#### WHAT YOU WILL DO
Print the data exactly, leaving nothing out.

#### INFORMATION GIVEN
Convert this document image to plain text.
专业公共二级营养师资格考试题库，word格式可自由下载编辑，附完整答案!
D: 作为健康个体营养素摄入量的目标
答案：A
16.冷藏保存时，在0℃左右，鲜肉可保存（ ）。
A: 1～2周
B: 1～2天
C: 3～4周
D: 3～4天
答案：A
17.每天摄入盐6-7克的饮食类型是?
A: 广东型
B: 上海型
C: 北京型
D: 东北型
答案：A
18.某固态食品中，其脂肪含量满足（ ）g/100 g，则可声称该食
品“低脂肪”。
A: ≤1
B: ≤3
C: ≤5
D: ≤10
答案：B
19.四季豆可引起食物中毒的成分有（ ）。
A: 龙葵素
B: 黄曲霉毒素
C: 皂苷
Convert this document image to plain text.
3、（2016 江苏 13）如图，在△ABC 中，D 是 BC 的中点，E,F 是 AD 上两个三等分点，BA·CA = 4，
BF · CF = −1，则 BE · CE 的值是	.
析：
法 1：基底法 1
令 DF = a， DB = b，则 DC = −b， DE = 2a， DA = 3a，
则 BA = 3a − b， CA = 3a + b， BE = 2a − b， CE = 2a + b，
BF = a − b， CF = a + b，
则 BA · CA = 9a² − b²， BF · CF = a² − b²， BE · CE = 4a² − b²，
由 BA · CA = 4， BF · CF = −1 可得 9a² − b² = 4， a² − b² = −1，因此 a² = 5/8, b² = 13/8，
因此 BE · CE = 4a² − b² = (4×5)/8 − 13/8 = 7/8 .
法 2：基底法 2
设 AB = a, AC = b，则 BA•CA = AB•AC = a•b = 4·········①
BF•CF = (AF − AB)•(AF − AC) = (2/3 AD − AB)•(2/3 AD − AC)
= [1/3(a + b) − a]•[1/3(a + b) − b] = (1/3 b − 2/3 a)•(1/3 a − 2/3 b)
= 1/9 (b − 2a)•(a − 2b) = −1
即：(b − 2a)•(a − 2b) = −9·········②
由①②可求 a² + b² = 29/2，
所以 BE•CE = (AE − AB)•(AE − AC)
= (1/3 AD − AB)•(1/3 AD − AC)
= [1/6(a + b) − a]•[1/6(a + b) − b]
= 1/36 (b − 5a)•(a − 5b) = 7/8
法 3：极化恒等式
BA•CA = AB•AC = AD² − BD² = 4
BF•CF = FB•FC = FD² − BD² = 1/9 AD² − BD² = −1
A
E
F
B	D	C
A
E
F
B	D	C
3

#### WORKED SOLUTION
Convert this document image to plain text.
专业公共二级营养师资格考试题库，word格式可自由下载编辑，附完整答案!
D: 作为健康个体营养素摄入量的目标
答案：A
16.冷藏保存时，在0℃左右，鲜肉可保存（ ）。
A: 1～2周
B: 1～2天
C: 3～4周
D: 3～4天
答案：A
17.每天摄入盐6-7克的饮食类型是?
A: 广东型
B: 上海型
C: 北京型
D: 东北型
答案：A
18.某固态食品中，其脂肪含量满足（ ）g/100 g，则可声称该食
品“低脂肪”。
A: ≤1
B: ≤3
C: ≤5
D: ≤10
答案：B
19.四季豆可引起食物中毒的成分有（ ）。
A: 龙葵素
B: 黄曲霉毒素
C: 皂苷
Convert this document image to plain text.
3、（2016 江苏 13）如图，在△ABC 中，D 是 BC 的中点，E,F 是 AD 上两个三等分点，BA·CA = 4，
BF · CF = −1，则 BE · CE 的值是	.
析：
法 1：基底法 1
令 DF = a， DB = b，则 DC = −b， DE = 2a， DA = 3a，
则 BA = 3a − b， CA = 3a + b， BE = 2a − b， CE = 2a + b，
BF = a − b， CF = a + b，
则 BA · CA = 9a² − b²， BF · CF = a² − b²， BE · CE = 4a² − b²，
由 BA · CA = 4， BF · CF = −1 可得 9a² − b² = 4， a² − b² = −1，因此 a² = 5/8, b² = 13/8，
因此 BE · CE = 4a² − b² = (4×5)/8 − 13/8 = 7/8 .
法 2：基底法 2
设 AB = a, AC = b，则 BA•CA = AB•AC = a•b = 4·········①
BF•CF = (AF − AB)•(AF − AC) = (2/3 AD − AB)•(2/3 AD − AC)
= [1/3(a + b) − a]•[1/3(a + b) − b] = (1/3 b − 2/3 a)•(1/3 a − 2/3 b)
= 1/9 (b − 2a)•(a − 2b) = −1
即：(b − 2a)•(a − 2b) = −9·········②
由①②可求 a² + b² = 29/2，
所以 BE•CE = (AE − AB)•(AE − AC)
= (1/3 AD − AB)•(1/3 AD − AC)
= [1/6(a + b) − a]•[1/6(a + b) − b]
= 1/36 (b − 5a)•(a − 5b) = 7/8
法 3：极化恒等式
BA•CA = AB•AC = AD² − BD² = 4
BF•CF = FB•FC = FD² − BD² = 1/9 AD² − BD² = −1
A
E
F
B	D	C
A
E
F
B	D	C
3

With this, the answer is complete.